● Problem description: Print the listing that follows, character for character.

● Provided data:
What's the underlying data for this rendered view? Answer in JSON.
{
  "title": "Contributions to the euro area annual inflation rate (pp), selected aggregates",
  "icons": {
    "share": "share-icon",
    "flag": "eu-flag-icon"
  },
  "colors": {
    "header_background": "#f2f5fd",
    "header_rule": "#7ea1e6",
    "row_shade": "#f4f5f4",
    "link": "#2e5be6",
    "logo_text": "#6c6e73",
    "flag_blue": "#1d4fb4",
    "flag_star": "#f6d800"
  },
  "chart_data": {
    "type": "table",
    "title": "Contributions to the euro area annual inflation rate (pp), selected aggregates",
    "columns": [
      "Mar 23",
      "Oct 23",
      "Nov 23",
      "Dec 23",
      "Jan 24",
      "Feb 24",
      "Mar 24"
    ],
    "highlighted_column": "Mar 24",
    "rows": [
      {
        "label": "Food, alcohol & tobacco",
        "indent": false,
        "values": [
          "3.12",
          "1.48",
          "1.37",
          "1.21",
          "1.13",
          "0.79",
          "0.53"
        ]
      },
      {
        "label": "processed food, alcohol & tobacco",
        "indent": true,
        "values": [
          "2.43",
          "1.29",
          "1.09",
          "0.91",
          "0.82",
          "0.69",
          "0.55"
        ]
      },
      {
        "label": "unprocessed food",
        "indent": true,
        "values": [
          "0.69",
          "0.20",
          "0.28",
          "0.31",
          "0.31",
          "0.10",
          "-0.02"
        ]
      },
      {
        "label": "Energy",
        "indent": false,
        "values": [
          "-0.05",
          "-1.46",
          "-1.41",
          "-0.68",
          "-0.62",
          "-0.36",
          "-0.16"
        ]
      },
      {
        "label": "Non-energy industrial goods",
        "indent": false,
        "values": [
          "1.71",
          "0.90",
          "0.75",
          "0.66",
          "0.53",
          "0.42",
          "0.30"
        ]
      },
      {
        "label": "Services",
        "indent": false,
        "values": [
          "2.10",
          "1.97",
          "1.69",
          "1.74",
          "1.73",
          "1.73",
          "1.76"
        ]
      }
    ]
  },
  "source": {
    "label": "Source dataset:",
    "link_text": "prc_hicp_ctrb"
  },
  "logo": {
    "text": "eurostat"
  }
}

● Written answer:
What's the underlying data for this rendered view? Answer in JSON.
{
  "title": "Contributions to the euro area annual inflation rate (pp), selected aggregates",
  "icons": {
    "share": "share-icon",
    "flag": "eu-flag-icon"
  },
  "colors": {
    "header_background": "#f2f5fd",
    "header_rule": "#7ea1e6",
    "row_shade": "#f4f5f4",
    "link": "#2e5be6",
    "logo_text": "#6c6e73",
    "flag_blue": "#1d4fb4",
    "flag_star": "#f6d800"
  },
  "chart_data": {
    "type": "table",
    "title": "Contributions to the euro area annual inflation rate (pp), selected aggregates",
    "columns": [
      "Mar 23",
      "Oct 23",
      "Nov 23",
      "Dec 23",
      "Jan 24",
      "Feb 24",
      "Mar 24"
    ],
    "highlighted_column": "Mar 24",
    "rows": [
      {
        "label": "Food, alcohol & tobacco",
        "indent": false,
        "values": [
          "3.12",
          "1.48",
          "1.37",
          "1.21",
          "1.13",
          "0.79",
          "0.53"
        ]
      },
      {
        "label": "processed food, alcohol & tobacco",
        "indent": true,
        "values": [
          "2.43",
          "1.29",
          "1.09",
          "0.91",
          "0.82",
          "0.69",
          "0.55"
        ]
      },
      {
        "label": "unprocessed food",
        "indent": true,
        "values": [
          "0.69",
          "0.20",
          "0.28",
          "0.31",
          "0.31",
          "0.10",
          "-0.02"
        ]
      },
      {
        "label": "Energy",
        "indent": false,
        "values": [
          "-0.05",
          "-1.46",
          "-1.41",
          "-0.68",
          "-0.62",
          "-0.36",
          "-0.16"
        ]
      },
      {
        "label": "Non-energy industrial goods",
        "indent": false,
        "values": [
          "1.71",
          "0.90",
          "0.75",
          "0.66",
          "0.53",
          "0.42",
          "0.30"
        ]
      },
      {
        "label": "Services",
        "indent": false,
        "values": [
          "2.10",
          "1.97",
          "1.69",
          "1.74",
          "1.73",
          "1.73",
          "1.76"
        ]
      }
    ]
  },
  "source": {
    "label": "Source dataset:",
    "link_text": "prc_hicp_ctrb"
  },
  "logo": {
    "text": "eurostat"
  }
}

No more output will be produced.